**DATA FOR THE TASK**
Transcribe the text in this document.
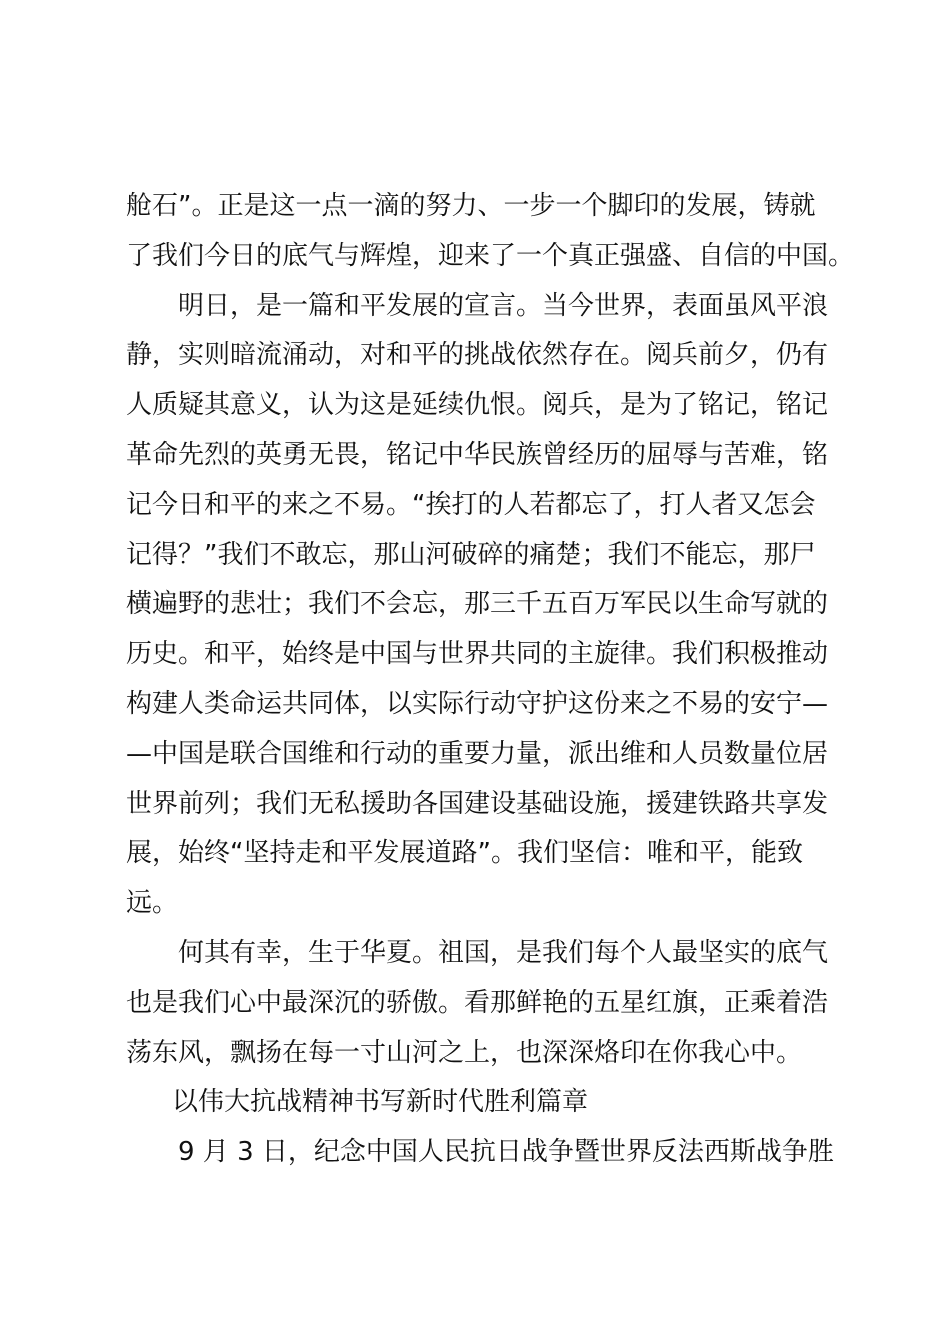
舱石”。正是这一点一滴的努力、一步一个脚印的发展，铸就
了我们今日的底气与辉煌，迎来了一个真正强盛、自信的中国。
明日，是一篇和平发展的宣言。当今世界，表面虽风平浪
静，实则暗流涌动，对和平的挑战依然存在。阅兵前夕，仍有
人质疑其意义，认为这是延续仇恨。阅兵，是为了铭记，铭记
革命先烈的英勇无畏，铭记中华民族曾经历的屈辱与苦难，铭
记今日和平的来之不易。“挨打的人若都忘了，打人者又怎会
记得？”我们不敢忘，那山河破碎的痛楚；我们不能忘，那尸
横遍野的悲壮；我们不会忘，那三千五百万军民以生命写就的
历史。和平，始终是中国与世界共同的主旋律。我们积极推动
构建人类命运共同体，以实际行动守护这份来之不易的安宁—
—中国是联合国维和行动的重要力量，派出维和人员数量位居
世界前列；我们无私援助各国建设基础设施，援建铁路共享发
展，始终“坚持走和平发展道路”。我们坚信：唯和平，能致
远。
何其有幸，生于华夏。祖国，是我们每个人最坚实的底气
也是我们心中最深沉的骄傲。看那鲜艳的五星红旗，正乘着浩
荡东风，飘扬在每一寸山河之上，也深深烙印在你我心中。
以伟大抗战精神书写新时代胜利篇章
9 月 3 日，纪念中国人民抗日战争暨世界反法西斯战争胜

**WORK TO COMPLETE**
Write out the entries above verbatim; the pictures do not belong in your copy.

**CORRECT RESPONSE**
Transcribe the text in this document.
舱石”。正是这一点一滴的努力、一步一个脚印的发展，铸就
了我们今日的底气与辉煌，迎来了一个真正强盛、自信的中国。
明日，是一篇和平发展的宣言。当今世界，表面虽风平浪
静，实则暗流涌动，对和平的挑战依然存在。阅兵前夕，仍有
人质疑其意义，认为这是延续仇恨。阅兵，是为了铭记，铭记
革命先烈的英勇无畏，铭记中华民族曾经历的屈辱与苦难，铭
记今日和平的来之不易。“挨打的人若都忘了，打人者又怎会
记得？”我们不敢忘，那山河破碎的痛楚；我们不能忘，那尸
横遍野的悲壮；我们不会忘，那三千五百万军民以生命写就的
历史。和平，始终是中国与世界共同的主旋律。我们积极推动
构建人类命运共同体，以实际行动守护这份来之不易的安宁—
—中国是联合国维和行动的重要力量，派出维和人员数量位居
世界前列；我们无私援助各国建设基础设施，援建铁路共享发
展，始终“坚持走和平发展道路”。我们坚信：唯和平，能致
远。
何其有幸，生于华夏。祖国，是我们每个人最坚实的底气
也是我们心中最深沉的骄傲。看那鲜艳的五星红旗，正乘着浩
荡东风，飘扬在每一寸山河之上，也深深烙印在你我心中。
以伟大抗战精神书写新时代胜利篇章
9 月 3 日，纪念中国人民抗日战争暨世界反法西斯战争胜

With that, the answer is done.